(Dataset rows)

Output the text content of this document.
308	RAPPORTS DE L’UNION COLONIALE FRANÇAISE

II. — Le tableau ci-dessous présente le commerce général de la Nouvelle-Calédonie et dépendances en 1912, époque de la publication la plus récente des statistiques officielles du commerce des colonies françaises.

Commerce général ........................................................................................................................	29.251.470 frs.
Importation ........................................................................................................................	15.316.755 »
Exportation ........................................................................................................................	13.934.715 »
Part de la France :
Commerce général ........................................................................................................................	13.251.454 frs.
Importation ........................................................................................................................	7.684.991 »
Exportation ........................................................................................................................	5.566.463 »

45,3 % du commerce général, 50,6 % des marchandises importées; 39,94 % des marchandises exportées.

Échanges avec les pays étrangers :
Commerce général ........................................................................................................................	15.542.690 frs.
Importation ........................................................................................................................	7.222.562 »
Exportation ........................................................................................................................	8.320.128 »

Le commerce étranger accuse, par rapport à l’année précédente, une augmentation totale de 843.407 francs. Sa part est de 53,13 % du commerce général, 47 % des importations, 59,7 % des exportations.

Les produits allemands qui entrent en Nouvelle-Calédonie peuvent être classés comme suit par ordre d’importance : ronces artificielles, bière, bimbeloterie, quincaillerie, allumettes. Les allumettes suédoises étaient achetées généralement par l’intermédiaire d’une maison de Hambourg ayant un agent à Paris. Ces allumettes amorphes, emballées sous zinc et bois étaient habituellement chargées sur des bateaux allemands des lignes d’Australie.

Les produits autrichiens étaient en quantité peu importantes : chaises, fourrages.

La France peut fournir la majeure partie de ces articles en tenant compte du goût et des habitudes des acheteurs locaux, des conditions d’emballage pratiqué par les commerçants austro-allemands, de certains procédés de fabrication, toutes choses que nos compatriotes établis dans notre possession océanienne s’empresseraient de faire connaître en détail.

=== Work to be completed ===
Provide the number of lines in the entries that include "Nouvelle", and no other text.

=== Written response ===
2